Figure record listings
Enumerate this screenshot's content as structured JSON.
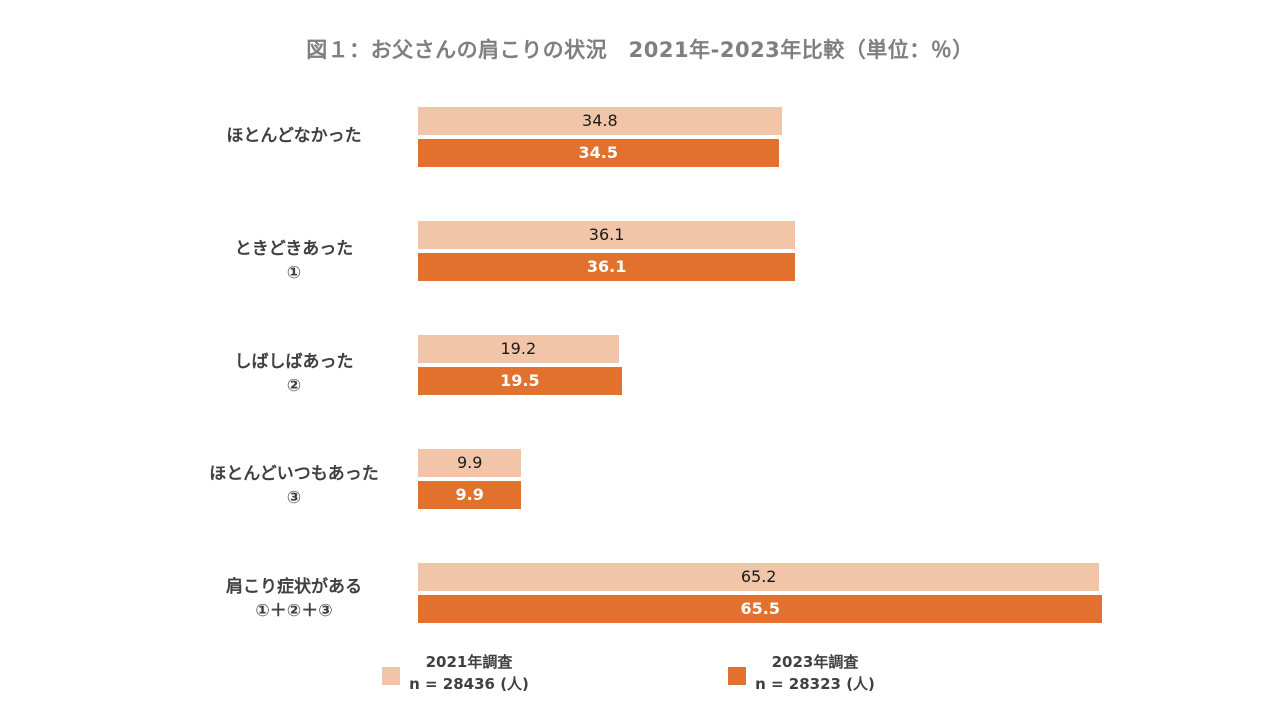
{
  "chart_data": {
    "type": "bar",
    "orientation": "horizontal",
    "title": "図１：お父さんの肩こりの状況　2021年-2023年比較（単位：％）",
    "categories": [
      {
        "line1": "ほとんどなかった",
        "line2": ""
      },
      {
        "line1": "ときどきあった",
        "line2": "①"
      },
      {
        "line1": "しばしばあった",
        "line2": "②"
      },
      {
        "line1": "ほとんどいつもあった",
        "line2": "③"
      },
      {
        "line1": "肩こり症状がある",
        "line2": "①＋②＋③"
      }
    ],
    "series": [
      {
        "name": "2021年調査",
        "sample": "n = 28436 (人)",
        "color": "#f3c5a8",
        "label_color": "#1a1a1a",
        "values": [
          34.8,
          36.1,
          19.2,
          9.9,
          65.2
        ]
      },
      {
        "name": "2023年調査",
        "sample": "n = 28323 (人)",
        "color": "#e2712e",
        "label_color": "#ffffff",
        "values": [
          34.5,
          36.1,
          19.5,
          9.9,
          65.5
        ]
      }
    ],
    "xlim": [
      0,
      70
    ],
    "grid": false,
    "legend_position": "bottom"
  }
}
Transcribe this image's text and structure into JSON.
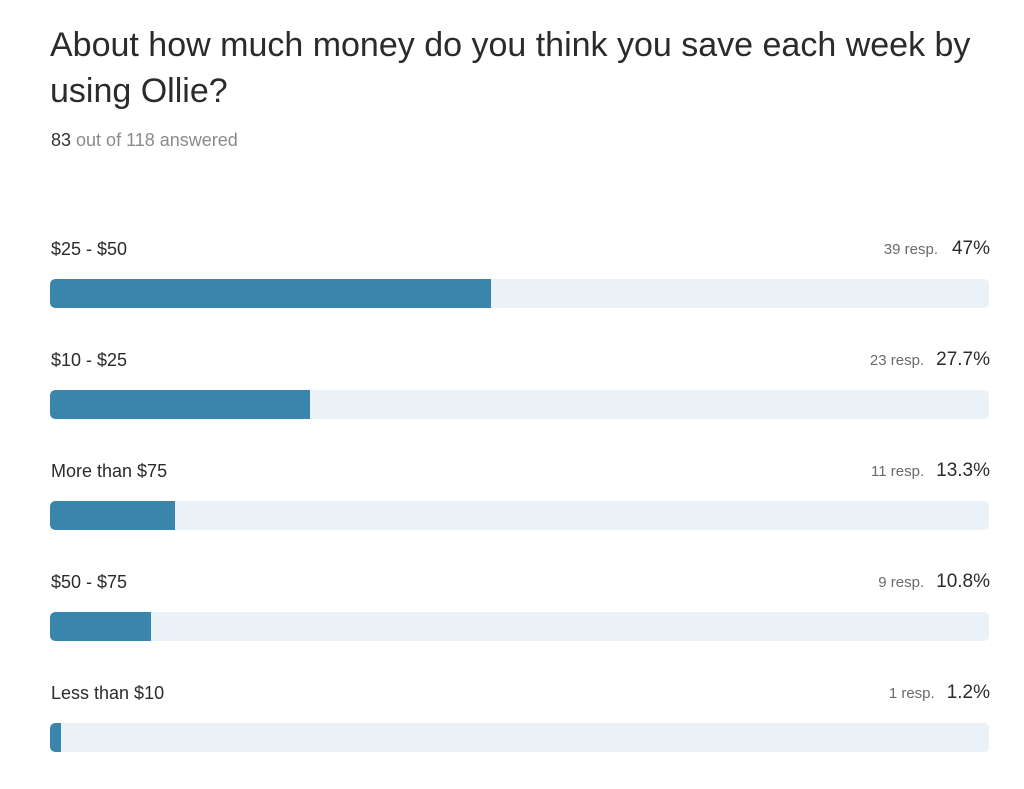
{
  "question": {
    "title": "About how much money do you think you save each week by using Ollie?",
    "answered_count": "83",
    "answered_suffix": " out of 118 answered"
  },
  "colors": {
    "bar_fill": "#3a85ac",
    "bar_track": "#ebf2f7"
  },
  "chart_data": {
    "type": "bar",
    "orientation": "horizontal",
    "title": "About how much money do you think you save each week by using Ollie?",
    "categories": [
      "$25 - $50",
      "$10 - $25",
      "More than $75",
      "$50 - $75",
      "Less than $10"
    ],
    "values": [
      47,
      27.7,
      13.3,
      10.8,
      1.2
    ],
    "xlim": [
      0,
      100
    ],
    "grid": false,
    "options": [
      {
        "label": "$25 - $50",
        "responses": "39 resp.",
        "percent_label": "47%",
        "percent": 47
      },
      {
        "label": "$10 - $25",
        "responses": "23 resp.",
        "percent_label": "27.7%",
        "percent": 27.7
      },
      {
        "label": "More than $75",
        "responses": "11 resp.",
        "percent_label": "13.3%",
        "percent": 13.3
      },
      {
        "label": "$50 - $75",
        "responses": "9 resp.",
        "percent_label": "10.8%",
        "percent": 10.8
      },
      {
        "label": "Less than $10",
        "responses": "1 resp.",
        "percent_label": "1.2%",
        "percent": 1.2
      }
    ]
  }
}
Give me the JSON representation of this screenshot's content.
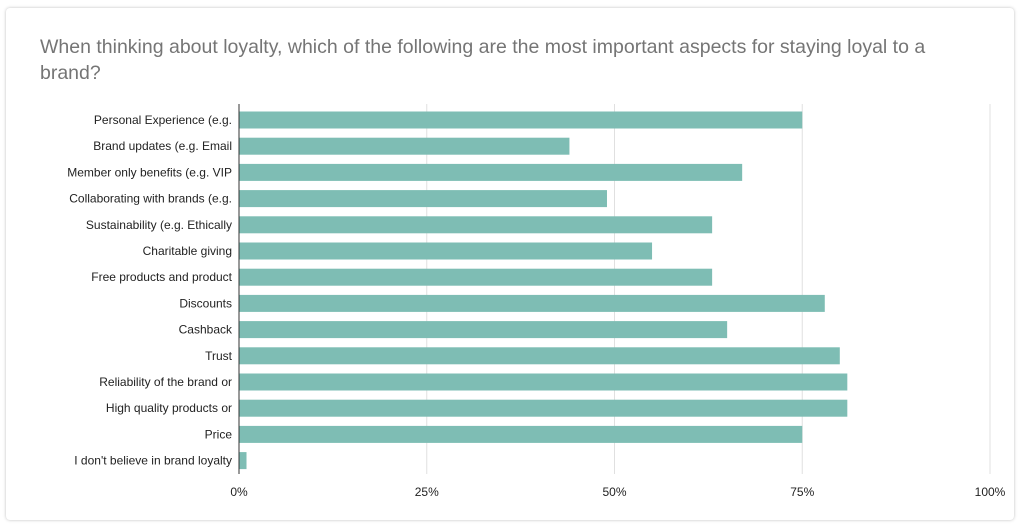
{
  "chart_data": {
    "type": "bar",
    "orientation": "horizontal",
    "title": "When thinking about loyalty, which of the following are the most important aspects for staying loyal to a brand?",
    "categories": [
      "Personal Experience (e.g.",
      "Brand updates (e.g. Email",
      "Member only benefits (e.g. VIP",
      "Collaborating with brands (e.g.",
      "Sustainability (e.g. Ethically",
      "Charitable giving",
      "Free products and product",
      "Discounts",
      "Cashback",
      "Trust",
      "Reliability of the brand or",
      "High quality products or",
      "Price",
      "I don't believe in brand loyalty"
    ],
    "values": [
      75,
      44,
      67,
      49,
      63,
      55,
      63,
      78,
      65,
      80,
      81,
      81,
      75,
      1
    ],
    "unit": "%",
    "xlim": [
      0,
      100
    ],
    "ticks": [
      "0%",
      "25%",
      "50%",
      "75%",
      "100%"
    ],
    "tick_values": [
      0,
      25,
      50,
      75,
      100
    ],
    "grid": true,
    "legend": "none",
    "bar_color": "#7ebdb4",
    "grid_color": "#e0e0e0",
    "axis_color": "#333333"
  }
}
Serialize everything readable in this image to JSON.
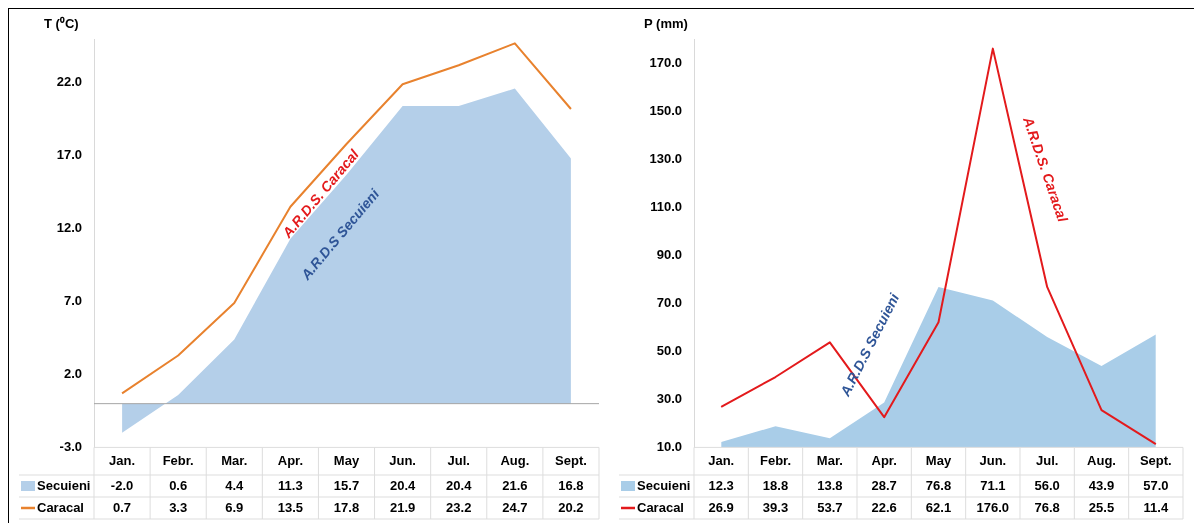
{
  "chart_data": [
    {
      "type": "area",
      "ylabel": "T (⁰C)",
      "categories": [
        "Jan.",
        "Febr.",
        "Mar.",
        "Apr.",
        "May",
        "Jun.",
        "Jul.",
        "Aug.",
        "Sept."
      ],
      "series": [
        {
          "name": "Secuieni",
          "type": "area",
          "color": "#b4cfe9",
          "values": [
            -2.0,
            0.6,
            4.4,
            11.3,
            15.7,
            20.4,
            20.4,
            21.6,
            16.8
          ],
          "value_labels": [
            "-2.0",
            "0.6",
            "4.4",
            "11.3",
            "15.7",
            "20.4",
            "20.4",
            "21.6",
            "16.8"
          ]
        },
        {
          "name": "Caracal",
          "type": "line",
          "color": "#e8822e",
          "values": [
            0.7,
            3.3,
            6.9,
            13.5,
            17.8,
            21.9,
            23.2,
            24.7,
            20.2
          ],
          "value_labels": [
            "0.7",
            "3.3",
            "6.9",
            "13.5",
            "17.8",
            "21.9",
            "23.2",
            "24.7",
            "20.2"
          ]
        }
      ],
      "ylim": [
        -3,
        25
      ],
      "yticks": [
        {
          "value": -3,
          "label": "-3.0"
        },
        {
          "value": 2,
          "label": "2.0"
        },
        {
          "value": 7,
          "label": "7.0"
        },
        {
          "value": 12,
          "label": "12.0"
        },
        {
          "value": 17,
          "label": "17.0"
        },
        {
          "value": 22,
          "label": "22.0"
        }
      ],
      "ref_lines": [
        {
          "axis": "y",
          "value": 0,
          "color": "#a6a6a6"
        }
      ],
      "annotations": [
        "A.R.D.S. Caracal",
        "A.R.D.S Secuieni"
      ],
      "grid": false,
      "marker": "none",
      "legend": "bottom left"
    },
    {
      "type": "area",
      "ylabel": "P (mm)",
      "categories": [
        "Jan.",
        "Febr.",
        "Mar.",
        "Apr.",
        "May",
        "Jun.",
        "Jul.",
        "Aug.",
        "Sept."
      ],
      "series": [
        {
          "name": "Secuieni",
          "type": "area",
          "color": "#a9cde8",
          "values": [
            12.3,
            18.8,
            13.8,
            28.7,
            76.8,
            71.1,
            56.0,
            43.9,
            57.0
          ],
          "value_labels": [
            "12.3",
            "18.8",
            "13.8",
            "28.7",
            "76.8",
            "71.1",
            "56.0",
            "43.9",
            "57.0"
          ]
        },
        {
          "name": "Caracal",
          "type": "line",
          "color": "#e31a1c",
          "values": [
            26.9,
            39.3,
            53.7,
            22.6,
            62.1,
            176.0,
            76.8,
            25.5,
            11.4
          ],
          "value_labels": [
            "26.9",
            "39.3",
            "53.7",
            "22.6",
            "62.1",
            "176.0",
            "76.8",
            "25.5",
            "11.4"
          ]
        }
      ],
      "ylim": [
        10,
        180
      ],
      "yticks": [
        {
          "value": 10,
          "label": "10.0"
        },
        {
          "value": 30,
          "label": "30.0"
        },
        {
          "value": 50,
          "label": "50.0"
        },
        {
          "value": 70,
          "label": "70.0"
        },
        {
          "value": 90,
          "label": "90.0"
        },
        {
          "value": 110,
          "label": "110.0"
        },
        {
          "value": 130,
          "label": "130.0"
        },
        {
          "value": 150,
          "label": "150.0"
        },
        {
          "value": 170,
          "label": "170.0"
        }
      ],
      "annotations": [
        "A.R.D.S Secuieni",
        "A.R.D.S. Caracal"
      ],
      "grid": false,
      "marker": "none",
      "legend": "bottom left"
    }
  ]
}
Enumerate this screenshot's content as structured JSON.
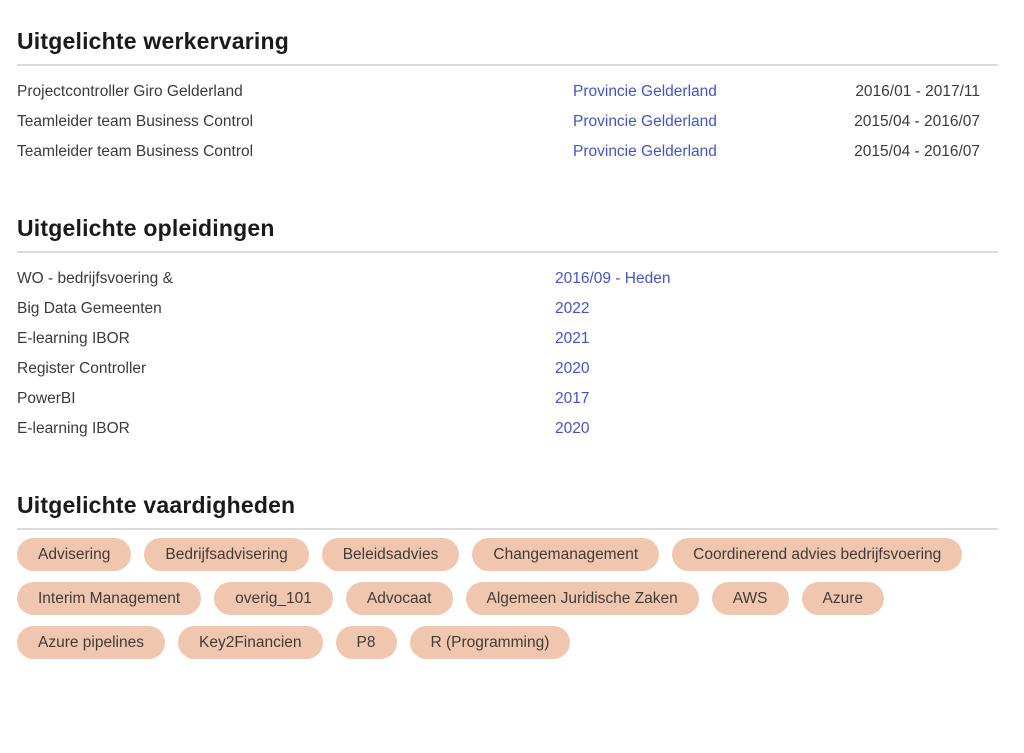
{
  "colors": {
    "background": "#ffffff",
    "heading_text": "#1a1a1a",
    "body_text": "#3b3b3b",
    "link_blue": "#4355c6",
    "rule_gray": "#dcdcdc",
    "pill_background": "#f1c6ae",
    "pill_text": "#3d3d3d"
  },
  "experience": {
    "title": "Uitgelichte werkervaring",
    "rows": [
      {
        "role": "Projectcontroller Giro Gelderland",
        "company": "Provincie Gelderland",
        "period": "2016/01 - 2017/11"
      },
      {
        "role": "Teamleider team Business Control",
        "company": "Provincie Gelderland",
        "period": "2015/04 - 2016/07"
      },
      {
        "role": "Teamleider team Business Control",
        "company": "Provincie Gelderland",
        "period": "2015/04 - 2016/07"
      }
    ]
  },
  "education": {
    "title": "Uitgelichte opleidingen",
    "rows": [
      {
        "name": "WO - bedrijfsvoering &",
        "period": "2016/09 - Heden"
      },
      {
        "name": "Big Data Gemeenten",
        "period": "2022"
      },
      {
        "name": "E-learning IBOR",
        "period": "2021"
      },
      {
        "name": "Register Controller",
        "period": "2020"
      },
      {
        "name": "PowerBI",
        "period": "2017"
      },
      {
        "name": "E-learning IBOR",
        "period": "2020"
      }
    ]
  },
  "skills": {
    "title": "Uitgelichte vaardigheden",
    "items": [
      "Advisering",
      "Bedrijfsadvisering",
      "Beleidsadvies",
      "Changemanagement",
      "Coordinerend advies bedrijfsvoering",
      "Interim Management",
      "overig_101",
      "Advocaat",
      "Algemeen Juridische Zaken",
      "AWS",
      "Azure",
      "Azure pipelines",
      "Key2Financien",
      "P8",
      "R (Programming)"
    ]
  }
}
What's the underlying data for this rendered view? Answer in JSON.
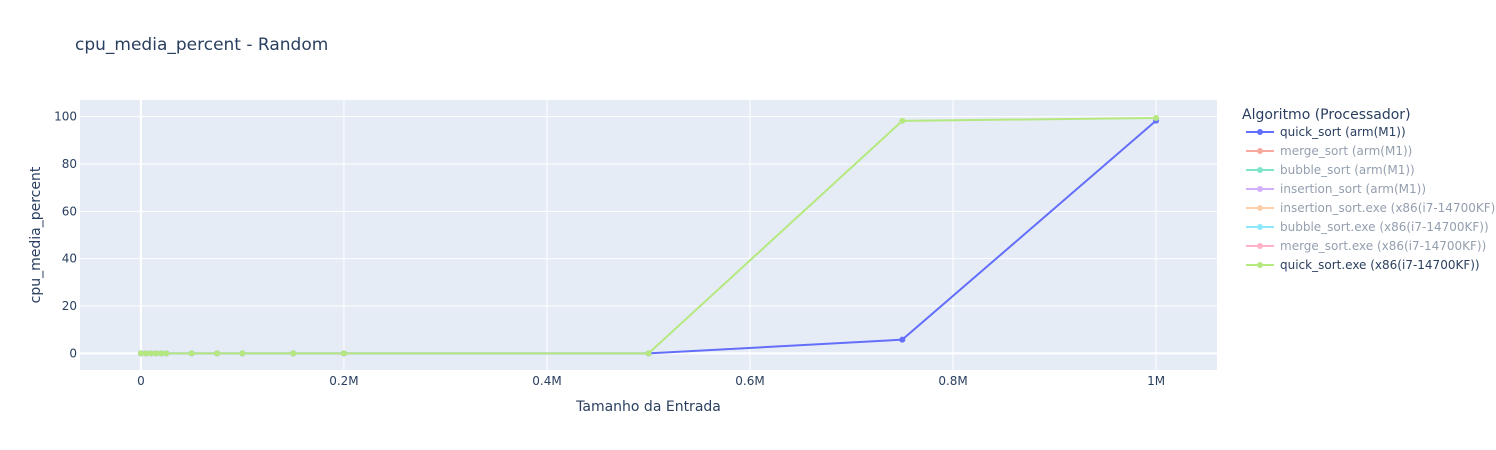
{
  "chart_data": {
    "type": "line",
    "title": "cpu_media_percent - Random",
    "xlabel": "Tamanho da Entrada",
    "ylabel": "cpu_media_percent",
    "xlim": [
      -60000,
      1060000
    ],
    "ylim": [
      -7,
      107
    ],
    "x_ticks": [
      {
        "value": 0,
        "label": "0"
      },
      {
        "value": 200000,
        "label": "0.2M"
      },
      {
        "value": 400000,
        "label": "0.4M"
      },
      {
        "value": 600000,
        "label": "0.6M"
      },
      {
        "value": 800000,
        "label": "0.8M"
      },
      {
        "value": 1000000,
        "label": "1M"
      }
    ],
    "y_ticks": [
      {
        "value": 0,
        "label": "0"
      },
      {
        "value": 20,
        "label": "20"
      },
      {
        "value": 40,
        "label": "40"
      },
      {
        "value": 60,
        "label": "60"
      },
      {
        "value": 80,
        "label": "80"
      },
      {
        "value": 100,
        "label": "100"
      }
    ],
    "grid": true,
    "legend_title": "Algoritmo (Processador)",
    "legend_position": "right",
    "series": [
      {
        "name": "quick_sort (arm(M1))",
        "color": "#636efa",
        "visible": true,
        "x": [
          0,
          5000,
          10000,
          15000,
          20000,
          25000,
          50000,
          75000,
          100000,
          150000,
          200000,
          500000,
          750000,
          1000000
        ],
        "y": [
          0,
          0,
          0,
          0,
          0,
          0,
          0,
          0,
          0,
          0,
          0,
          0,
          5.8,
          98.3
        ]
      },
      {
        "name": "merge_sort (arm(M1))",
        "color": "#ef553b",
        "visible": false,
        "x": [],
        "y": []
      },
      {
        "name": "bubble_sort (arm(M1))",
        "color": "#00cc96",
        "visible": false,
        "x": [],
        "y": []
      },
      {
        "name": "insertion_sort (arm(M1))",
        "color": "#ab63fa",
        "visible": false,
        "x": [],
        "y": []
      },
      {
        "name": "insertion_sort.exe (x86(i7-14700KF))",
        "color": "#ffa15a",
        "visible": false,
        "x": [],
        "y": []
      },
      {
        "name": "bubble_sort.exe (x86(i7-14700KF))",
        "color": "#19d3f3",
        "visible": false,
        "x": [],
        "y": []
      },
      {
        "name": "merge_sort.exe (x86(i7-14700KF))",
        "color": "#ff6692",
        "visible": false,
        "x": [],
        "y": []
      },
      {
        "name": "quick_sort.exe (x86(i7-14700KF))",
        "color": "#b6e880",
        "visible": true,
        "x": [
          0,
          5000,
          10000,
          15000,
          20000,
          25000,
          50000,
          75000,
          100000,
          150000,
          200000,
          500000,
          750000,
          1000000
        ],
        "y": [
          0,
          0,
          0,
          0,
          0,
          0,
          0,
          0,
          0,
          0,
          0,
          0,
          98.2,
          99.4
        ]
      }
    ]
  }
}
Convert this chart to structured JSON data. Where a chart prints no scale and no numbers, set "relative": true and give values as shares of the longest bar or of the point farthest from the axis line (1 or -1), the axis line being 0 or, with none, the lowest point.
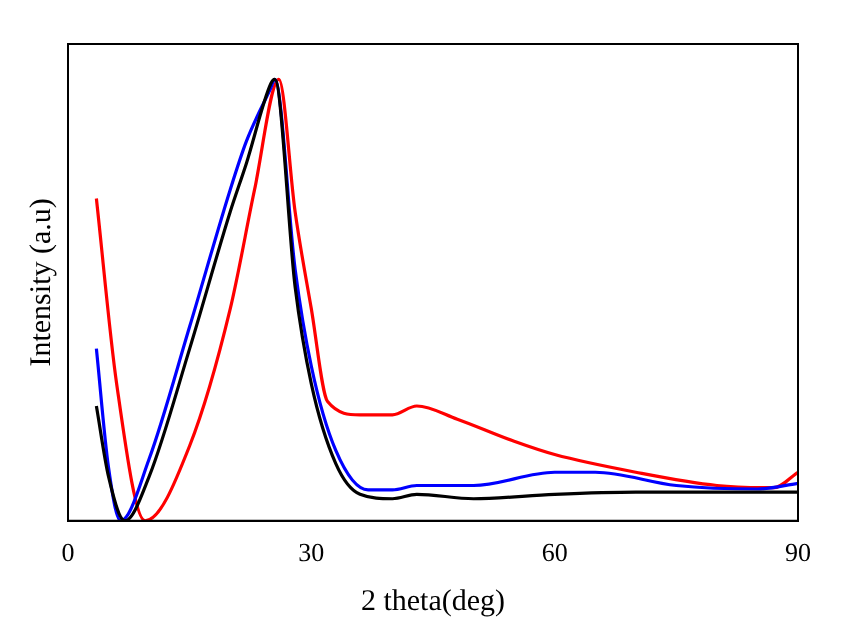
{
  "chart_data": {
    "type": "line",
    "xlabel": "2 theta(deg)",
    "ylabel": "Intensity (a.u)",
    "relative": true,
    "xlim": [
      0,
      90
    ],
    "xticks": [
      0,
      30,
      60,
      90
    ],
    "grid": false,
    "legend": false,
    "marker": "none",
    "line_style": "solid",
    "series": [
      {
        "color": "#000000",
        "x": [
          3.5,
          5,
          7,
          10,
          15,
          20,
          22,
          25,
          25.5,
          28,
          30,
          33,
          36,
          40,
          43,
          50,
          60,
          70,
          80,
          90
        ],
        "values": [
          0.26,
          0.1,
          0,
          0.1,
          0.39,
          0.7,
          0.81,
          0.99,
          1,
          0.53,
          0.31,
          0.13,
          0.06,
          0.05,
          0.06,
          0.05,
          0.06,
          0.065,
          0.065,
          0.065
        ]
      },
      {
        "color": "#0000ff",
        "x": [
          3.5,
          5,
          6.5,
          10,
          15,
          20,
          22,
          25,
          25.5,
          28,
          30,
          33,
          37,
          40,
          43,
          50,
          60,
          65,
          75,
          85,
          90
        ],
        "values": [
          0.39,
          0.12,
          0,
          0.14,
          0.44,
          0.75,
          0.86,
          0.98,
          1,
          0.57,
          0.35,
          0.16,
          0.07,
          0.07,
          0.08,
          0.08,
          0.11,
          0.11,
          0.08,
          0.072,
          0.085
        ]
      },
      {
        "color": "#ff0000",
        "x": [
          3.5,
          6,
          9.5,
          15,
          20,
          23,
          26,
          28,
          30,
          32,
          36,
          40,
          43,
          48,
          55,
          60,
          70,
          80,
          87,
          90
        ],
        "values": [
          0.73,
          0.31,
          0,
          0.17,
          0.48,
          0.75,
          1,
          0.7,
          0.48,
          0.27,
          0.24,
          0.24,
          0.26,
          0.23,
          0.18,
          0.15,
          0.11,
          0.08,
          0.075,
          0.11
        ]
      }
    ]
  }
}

» What to produce: Identify every line above with the string "xlabel" in it. Copy those lines.

» Answer:
    "xlabel": "Tamanho da Entrada",
    "xlabel": "2 theta(deg)",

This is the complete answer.